_PROVIDED RECORDS:_

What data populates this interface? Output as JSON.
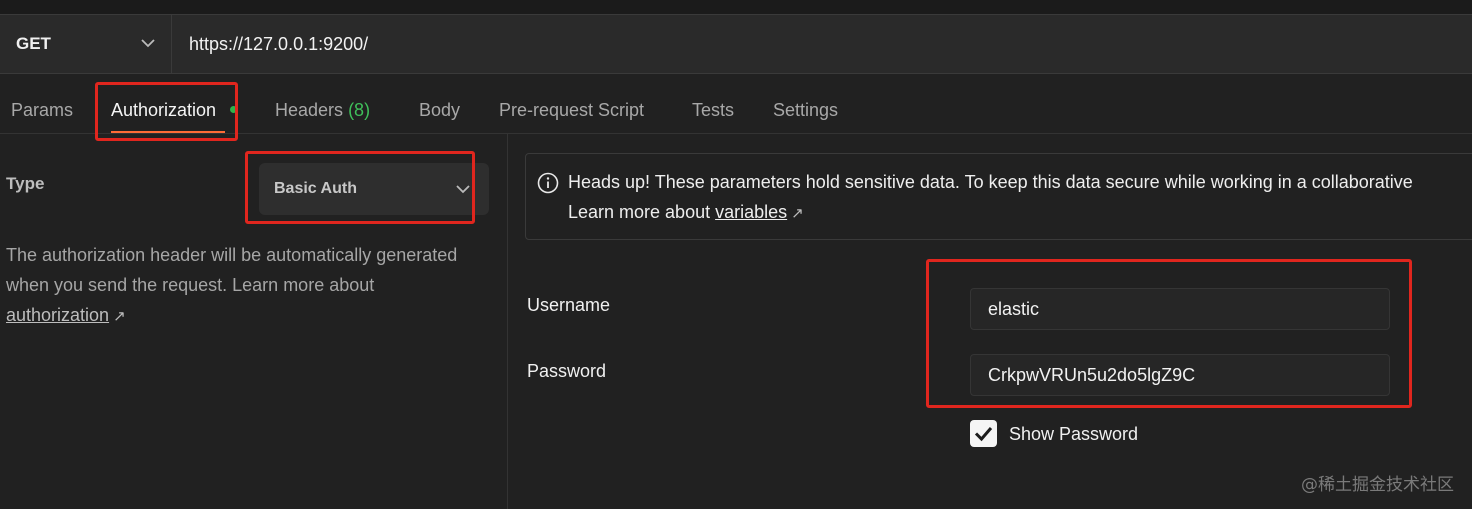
{
  "request": {
    "method": "GET",
    "url": "https://127.0.0.1:9200/"
  },
  "tabs": [
    {
      "label": "Params"
    },
    {
      "label": "Authorization"
    },
    {
      "label": "Headers",
      "count": "(8)"
    },
    {
      "label": "Body"
    },
    {
      "label": "Pre-request Script"
    },
    {
      "label": "Tests"
    },
    {
      "label": "Settings"
    }
  ],
  "auth": {
    "type_label": "Type",
    "type_value": "Basic Auth",
    "desc_text": "The authorization header will be automatically generated when you send the request. Learn more about ",
    "desc_link": "authorization",
    "link_arrow": "↗"
  },
  "notice": {
    "line1": "Heads up! These parameters hold sensitive data. To keep this data secure while working in a collaborative",
    "line2_prefix": "Learn more about ",
    "line2_link": "variables",
    "link_arrow": "↗"
  },
  "fields": {
    "username_label": "Username",
    "username_value": "elastic",
    "password_label": "Password",
    "password_value": "CrkpwVRUn5u2do5lgZ9C",
    "show_password_label": "Show Password",
    "show_password_checked": true
  },
  "watermark": "@稀土掘金技术社区",
  "colors": {
    "accent": "#ff6c37",
    "highlight": "#e0261e",
    "status_dot": "#2fb44b",
    "count": "#3fbf5a"
  },
  "icons": [
    "chevron-down-icon",
    "info-icon",
    "external-link-icon",
    "checkmark-icon"
  ]
}
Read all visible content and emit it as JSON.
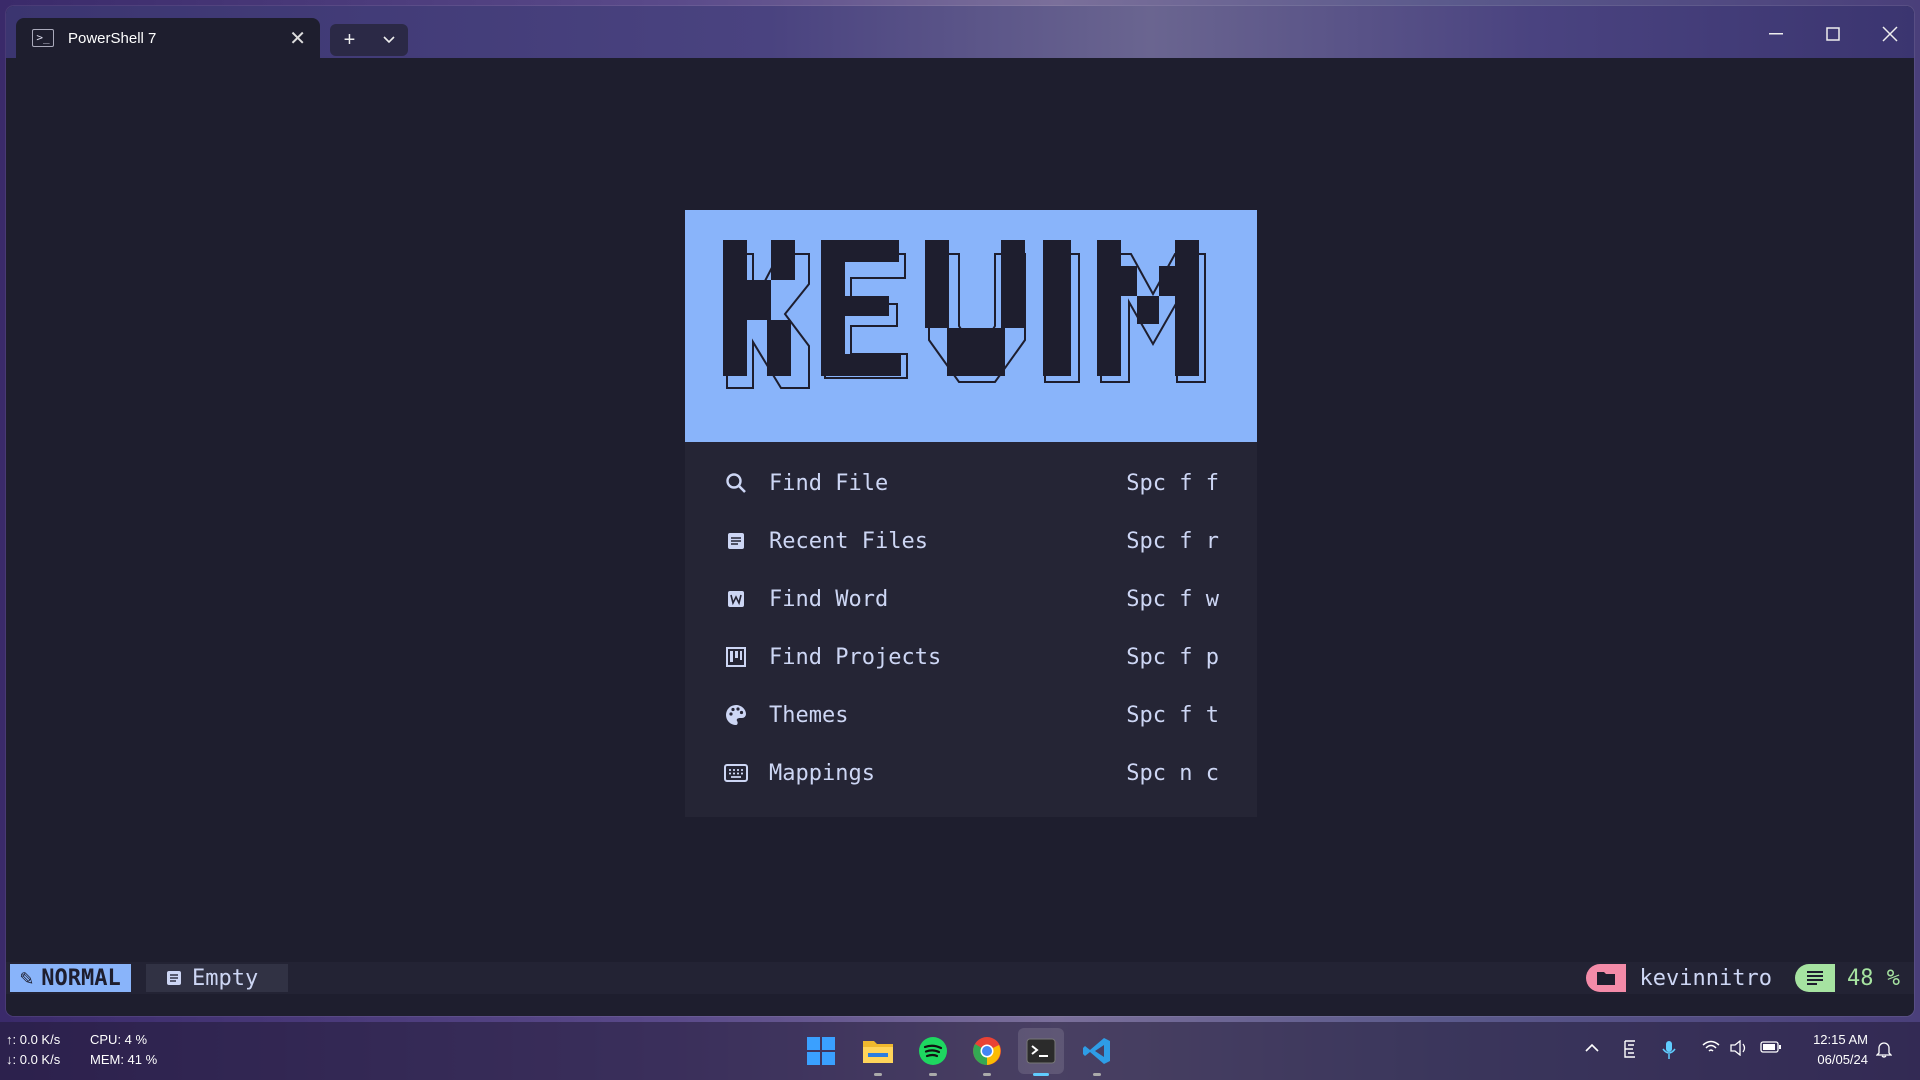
{
  "window": {
    "tab_title": "PowerShell 7",
    "tab_icon": "powershell-icon",
    "new_tab_label": "+",
    "dropdown_label": "⌄"
  },
  "dashboard": {
    "logo_text": "KEVIM",
    "banner_color": "#89b4fa",
    "items": [
      {
        "icon": "search-icon",
        "label": "Find File",
        "key": "Spc f f"
      },
      {
        "icon": "file-icon",
        "label": "Recent Files",
        "key": "Spc f r"
      },
      {
        "icon": "word-icon",
        "label": "Find Word",
        "key": "Spc f w"
      },
      {
        "icon": "projects-icon",
        "label": "Find Projects",
        "key": "Spc f p"
      },
      {
        "icon": "palette-icon",
        "label": "Themes",
        "key": "Spc f t"
      },
      {
        "icon": "keyboard-icon",
        "label": "Mappings",
        "key": "Spc n c"
      }
    ]
  },
  "statusline": {
    "mode": "NORMAL",
    "file": "Empty",
    "directory": "kevinnitro",
    "percent": "48 %"
  },
  "taskbar": {
    "net_up": "↑: 0.0 K/s",
    "net_down": "↓: 0.0 K/s",
    "cpu": "CPU: 4 %",
    "mem": "MEM: 41 %",
    "time": "12:15 AM",
    "date": "06/05/24",
    "apps": [
      "windows-start-icon",
      "file-explorer-icon",
      "spotify-icon",
      "chrome-icon",
      "terminal-icon",
      "vscode-icon"
    ]
  }
}
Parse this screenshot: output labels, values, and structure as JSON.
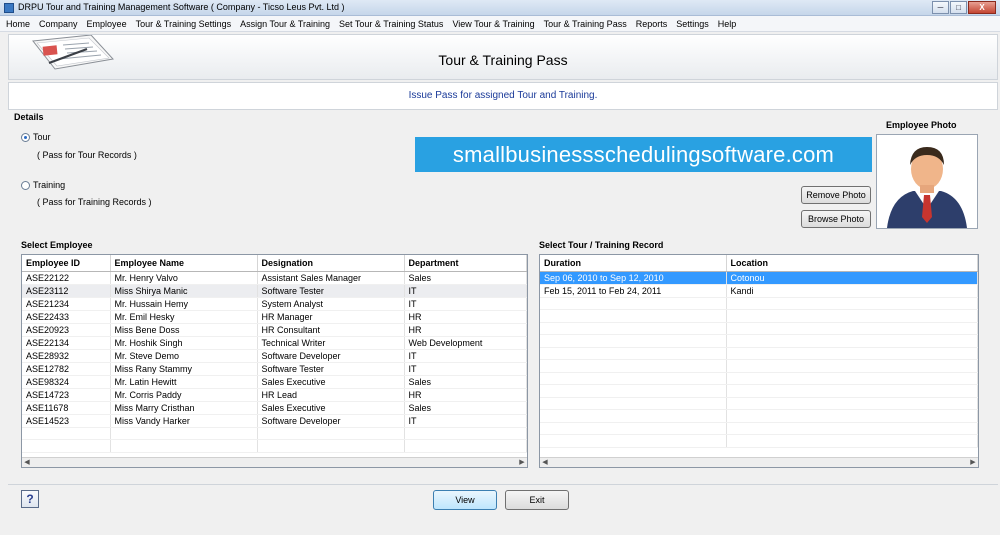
{
  "window": {
    "title": "DRPU Tour and Training Management Software ( Company - Ticso Leus Pvt. Ltd )",
    "minimize_icon": "minimize-icon",
    "maximize_icon": "maximize-icon",
    "close_label": "X"
  },
  "menu": {
    "items": [
      {
        "label": "Home"
      },
      {
        "label": "Company"
      },
      {
        "label": "Employee"
      },
      {
        "label": "Tour & Training Settings"
      },
      {
        "label": "Assign Tour & Training"
      },
      {
        "label": "Set Tour & Training Status"
      },
      {
        "label": "View Tour & Training"
      },
      {
        "label": "Tour & Training Pass"
      },
      {
        "label": "Reports"
      },
      {
        "label": "Settings"
      },
      {
        "label": "Help"
      }
    ]
  },
  "banner": {
    "heading": "Tour & Training Pass",
    "subheading": "Issue Pass for assigned Tour and Training.",
    "icon": "document-pen-icon"
  },
  "details": {
    "label": "Details",
    "tour": {
      "label": "Tour",
      "hint": "( Pass for Tour Records )",
      "selected": true
    },
    "training": {
      "label": "Training",
      "hint": "( Pass for Training Records )",
      "selected": false
    }
  },
  "watermark": "smallbusinessschedulingsoftware.com",
  "photo": {
    "label": "Employee Photo",
    "remove_label": "Remove Photo",
    "browse_label": "Browse Photo",
    "icon": "employee-avatar-icon"
  },
  "employees": {
    "label": "Select Employee",
    "columns": [
      "Employee ID",
      "Employee Name",
      "Designation",
      "Department"
    ],
    "rows": [
      [
        "ASE22122",
        "Mr. Henry Valvo",
        "Assistant Sales Manager",
        "Sales"
      ],
      [
        "ASE23112",
        "Miss Shirya Manic",
        "Software Tester",
        "IT"
      ],
      [
        "ASE21234",
        "Mr. Hussain Hemy",
        "System Analyst",
        "IT"
      ],
      [
        "ASE22433",
        "Mr. Emil Hesky",
        "HR Manager",
        "HR"
      ],
      [
        "ASE20923",
        "Miss Bene Doss",
        "HR Consultant",
        "HR"
      ],
      [
        "ASE22134",
        "Mr. Hoshik Singh",
        "Technical Writer",
        "Web Development"
      ],
      [
        "ASE28932",
        "Mr. Steve Demo",
        "Software Developer",
        "IT"
      ],
      [
        "ASE12782",
        "Miss Rany Stammy",
        "Software Tester",
        "IT"
      ],
      [
        "ASE98324",
        "Mr. Latin Hewitt",
        "Sales Executive",
        "Sales"
      ],
      [
        "ASE14723",
        "Mr. Corris Paddy",
        "HR Lead",
        "HR"
      ],
      [
        "ASE11678",
        "Miss Marry Cristhan",
        "Sales Executive",
        "Sales"
      ],
      [
        "ASE14523",
        "Miss Vandy Harker",
        "Software Developer",
        "IT"
      ]
    ]
  },
  "records": {
    "label": "Select Tour / Training Record",
    "columns": [
      "Duration",
      "Location"
    ],
    "rows": [
      [
        "Sep 06, 2010 to Sep 12, 2010",
        "Cotonou"
      ],
      [
        "Feb 15, 2011 to Feb 24, 2011",
        "Kandi"
      ]
    ]
  },
  "footer": {
    "view_label": "View",
    "exit_label": "Exit",
    "help_label": "?"
  },
  "colors": {
    "accent": "#3399ff",
    "watermark_bg": "#29a1e2",
    "subheading": "#1a3a99"
  }
}
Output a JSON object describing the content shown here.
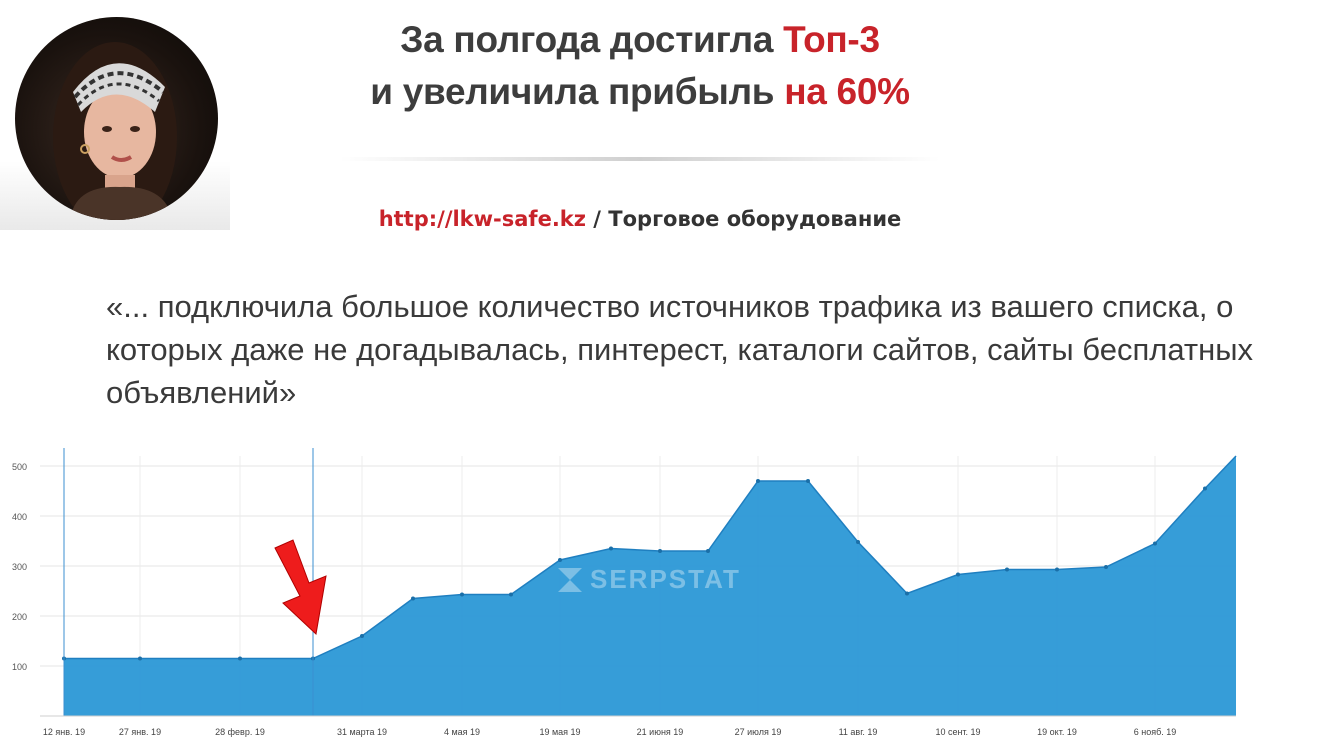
{
  "headline": {
    "line1_prefix": "За полгода достигла ",
    "line1_highlight": "Топ-3",
    "line2_prefix": "и увеличила прибыль ",
    "line2_highlight": "на 60%"
  },
  "site": {
    "url": "http://lkw-safe.kz",
    "separator": " / ",
    "category": "Торговое оборудование"
  },
  "quote": "«... подключила большое количество источников трафика из вашего списка, о которых даже не догадывалась, пинтерест, каталоги сайтов, сайты бесплатных объявлений»",
  "colors": {
    "accent_red": "#c8232a",
    "area_fill": "#2b98d6",
    "line": "#1f7fc0",
    "arrow": "#ee1c1c"
  },
  "chart_data": {
    "type": "area",
    "watermark": "SERPSTAT",
    "x": [
      "12 янв. 19",
      "27 янв. 19",
      "28 февр. 19",
      "12 марта 19",
      "31 марта 19",
      "13 апр. 19",
      "4 мая 19",
      "19 мая 19",
      "1 июня 19",
      "21 июня 19",
      "7 июля 19",
      "27 июля 19",
      "1 авг. 19",
      "11 авг. 19",
      "25 авг. 19",
      "10 сент. 19",
      "19 сент. 19",
      "19 окт. 19",
      "25 окт. 19",
      "6 нояб. 19",
      "15 нояб. 19",
      "30 нояб. 19"
    ],
    "values": [
      115,
      115,
      115,
      115,
      160,
      235,
      243,
      243,
      312,
      335,
      330,
      330,
      470,
      470,
      348,
      245,
      283,
      293,
      293,
      298,
      345,
      455
    ],
    "xtick_labels": [
      "12 янв. 19",
      "27 янв. 19",
      "28 февр. 19",
      "31 марта 19",
      "4 мая 19",
      "19 мая 19",
      "21 июня 19",
      "27 июля 19",
      "11 авг. 19",
      "10 сент. 19",
      "19 окт. 19",
      "6 нояб. 19"
    ],
    "ytick_labels": [
      "100",
      "200",
      "300",
      "400",
      "500"
    ],
    "ylim": [
      0,
      520
    ],
    "grid": true,
    "markers": [
      "12 янв. 19",
      "12 марта 19"
    ],
    "annotation": "red arrow pointing down at 12 марта 19"
  }
}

_REQUIRED TASK:_
Exactly those lines that run from the line holding "Output a JSON" to the end of the listing above, both included, are to be reproduced, with pictures left out.

_REPLY:_
Output a JSON object describing the content shown here.
{
  "headline": {
    "line1_prefix": "За полгода достигла ",
    "line1_highlight": "Топ-3",
    "line2_prefix": "и увеличила прибыль ",
    "line2_highlight": "на 60%"
  },
  "site": {
    "url": "http://lkw-safe.kz",
    "separator": " / ",
    "category": "Торговое оборудование"
  },
  "quote": "«... подключила большое количество источников трафика из вашего списка, о которых даже не догадывалась, пинтерест, каталоги сайтов, сайты бесплатных объявлений»",
  "colors": {
    "accent_red": "#c8232a",
    "area_fill": "#2b98d6",
    "line": "#1f7fc0",
    "arrow": "#ee1c1c"
  },
  "chart_data": {
    "type": "area",
    "watermark": "SERPSTAT",
    "x": [
      "12 янв. 19",
      "27 янв. 19",
      "28 февр. 19",
      "12 марта 19",
      "31 марта 19",
      "13 апр. 19",
      "4 мая 19",
      "19 мая 19",
      "1 июня 19",
      "21 июня 19",
      "7 июля 19",
      "27 июля 19",
      "1 авг. 19",
      "11 авг. 19",
      "25 авг. 19",
      "10 сент. 19",
      "19 сент. 19",
      "19 окт. 19",
      "25 окт. 19",
      "6 нояб. 19",
      "15 нояб. 19",
      "30 нояб. 19"
    ],
    "values": [
      115,
      115,
      115,
      115,
      160,
      235,
      243,
      243,
      312,
      335,
      330,
      330,
      470,
      470,
      348,
      245,
      283,
      293,
      293,
      298,
      345,
      455
    ],
    "xtick_labels": [
      "12 янв. 19",
      "27 янв. 19",
      "28 февр. 19",
      "31 марта 19",
      "4 мая 19",
      "19 мая 19",
      "21 июня 19",
      "27 июля 19",
      "11 авг. 19",
      "10 сент. 19",
      "19 окт. 19",
      "6 нояб. 19"
    ],
    "ytick_labels": [
      "100",
      "200",
      "300",
      "400",
      "500"
    ],
    "ylim": [
      0,
      520
    ],
    "grid": true,
    "markers": [
      "12 янв. 19",
      "12 марта 19"
    ],
    "annotation": "red arrow pointing down at 12 марта 19"
  }
}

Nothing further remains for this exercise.